- Textauszug:

Würstchen mit Brot und Senf – Standardkost auf deutschen Hauptversammlungen. Früher gab es auch schon mal Kalbsbraten, Wein und Eis. Foto: dpa

Bei der Daimler-Hauptversammlung hat die Polizei einen Streit am Büffet schlichten müssen. Während die Aktionäre früher bei den Treffen noch kulinarisch verwöhnt wurden, geht es inzwischen eher bodenständig zu.

Berlin/München - Will man wissen, was für Aktionäre wirklich zählt, lohnt ein Blick ins Archiv der Schwäbischen Bank in Stuttgart. Das Institut ist nämlich nicht nur ein veritables Geldhaus, sondern verwaltet auch so etwas wie das kulinarische Erbe diverser deutscher Aktiengesellschaften. Über Jahre haben Bank-Mitarbeiter die auf Hauptversammlungen gereichten Speisen und Getränke erfasst und in Form eines kleinen Heftes einer breiten Öffentlichkeit zu Verfügung gestellt – sozusagen, um Appetit auf Aktien zu machen.

- Arbeitsanweisung A:
Was musste die Polizei laut dem Textauszug über Hauptversammlungen bei der Daimler-Hauptversammlung schlichten?

- Bereitgestelltes Material:
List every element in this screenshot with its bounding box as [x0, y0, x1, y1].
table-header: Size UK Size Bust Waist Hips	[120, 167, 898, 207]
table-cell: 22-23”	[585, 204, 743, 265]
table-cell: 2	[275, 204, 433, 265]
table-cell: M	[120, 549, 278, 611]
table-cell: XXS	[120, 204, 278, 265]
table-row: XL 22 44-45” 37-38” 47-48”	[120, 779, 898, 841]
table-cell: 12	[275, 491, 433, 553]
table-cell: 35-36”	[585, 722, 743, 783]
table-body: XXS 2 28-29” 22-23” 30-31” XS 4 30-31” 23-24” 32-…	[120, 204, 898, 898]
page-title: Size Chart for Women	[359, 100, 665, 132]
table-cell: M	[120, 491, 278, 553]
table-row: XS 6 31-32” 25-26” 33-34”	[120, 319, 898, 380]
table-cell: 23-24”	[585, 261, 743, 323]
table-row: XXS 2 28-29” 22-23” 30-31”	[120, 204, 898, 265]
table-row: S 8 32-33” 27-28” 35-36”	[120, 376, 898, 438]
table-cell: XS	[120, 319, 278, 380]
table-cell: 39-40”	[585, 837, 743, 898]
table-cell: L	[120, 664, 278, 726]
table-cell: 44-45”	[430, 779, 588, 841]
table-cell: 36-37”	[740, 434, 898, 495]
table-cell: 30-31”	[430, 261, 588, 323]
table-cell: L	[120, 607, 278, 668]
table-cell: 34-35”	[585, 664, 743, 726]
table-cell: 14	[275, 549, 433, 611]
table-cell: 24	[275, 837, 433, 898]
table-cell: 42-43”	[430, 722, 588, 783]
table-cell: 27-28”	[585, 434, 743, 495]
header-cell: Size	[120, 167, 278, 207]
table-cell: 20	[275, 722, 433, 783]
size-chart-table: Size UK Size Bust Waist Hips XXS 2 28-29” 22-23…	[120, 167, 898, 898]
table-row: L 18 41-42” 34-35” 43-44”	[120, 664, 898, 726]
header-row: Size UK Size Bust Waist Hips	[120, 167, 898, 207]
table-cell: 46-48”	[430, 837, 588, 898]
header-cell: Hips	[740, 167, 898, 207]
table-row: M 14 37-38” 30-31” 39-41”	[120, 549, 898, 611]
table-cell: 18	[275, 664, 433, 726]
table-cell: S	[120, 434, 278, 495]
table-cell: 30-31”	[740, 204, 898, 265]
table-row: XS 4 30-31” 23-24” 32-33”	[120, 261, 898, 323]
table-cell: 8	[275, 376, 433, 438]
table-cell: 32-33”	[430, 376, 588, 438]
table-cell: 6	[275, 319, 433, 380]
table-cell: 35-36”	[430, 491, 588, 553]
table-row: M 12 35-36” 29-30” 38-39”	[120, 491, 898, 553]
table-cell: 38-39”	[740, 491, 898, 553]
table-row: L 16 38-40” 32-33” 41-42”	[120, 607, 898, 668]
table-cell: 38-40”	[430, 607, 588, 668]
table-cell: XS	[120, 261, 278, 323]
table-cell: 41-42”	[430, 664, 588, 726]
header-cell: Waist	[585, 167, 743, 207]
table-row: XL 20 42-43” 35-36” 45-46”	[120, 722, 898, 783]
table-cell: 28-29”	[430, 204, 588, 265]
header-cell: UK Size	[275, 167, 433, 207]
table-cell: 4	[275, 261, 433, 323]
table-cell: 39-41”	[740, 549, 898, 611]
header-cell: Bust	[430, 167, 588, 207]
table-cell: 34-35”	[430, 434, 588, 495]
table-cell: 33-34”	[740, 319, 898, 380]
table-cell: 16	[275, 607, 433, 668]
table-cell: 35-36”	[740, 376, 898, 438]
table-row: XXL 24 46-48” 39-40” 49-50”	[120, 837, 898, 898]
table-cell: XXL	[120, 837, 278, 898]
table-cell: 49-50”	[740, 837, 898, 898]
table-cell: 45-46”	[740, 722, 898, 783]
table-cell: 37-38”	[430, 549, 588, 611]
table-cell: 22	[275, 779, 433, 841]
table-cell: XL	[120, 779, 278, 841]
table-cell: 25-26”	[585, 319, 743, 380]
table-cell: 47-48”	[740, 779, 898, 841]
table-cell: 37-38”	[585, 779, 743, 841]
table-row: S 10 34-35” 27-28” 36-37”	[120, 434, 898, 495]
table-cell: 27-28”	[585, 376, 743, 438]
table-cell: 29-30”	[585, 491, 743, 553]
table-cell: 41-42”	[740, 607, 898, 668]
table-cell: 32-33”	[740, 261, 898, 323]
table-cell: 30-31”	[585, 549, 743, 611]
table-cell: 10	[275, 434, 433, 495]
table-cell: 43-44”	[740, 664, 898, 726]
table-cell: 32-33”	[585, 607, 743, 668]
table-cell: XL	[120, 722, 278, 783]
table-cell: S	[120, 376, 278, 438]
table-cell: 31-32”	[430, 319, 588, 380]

- Arbeitsanweisung B:
Gib jede Zeile der Datensätze wieder, in der die Zeichenfolge „Bust“ vorkommt. Groß- und Kleinschreibung zählt.

- Richtige Antwort A:
Einen Streit am Büffet.

- Richtige Antwort B:
table-header: Size UK Size Bust Waist Hips	[120, 167, 898, 207]
size-chart-table: Size UK Size Bust Waist Hips XXS 2 28-29” 22-23…	[120, 167, 898, 898]
header-row: Size UK Size Bust Waist Hips	[120, 167, 898, 207]
header-cell: Bust	[430, 167, 588, 207]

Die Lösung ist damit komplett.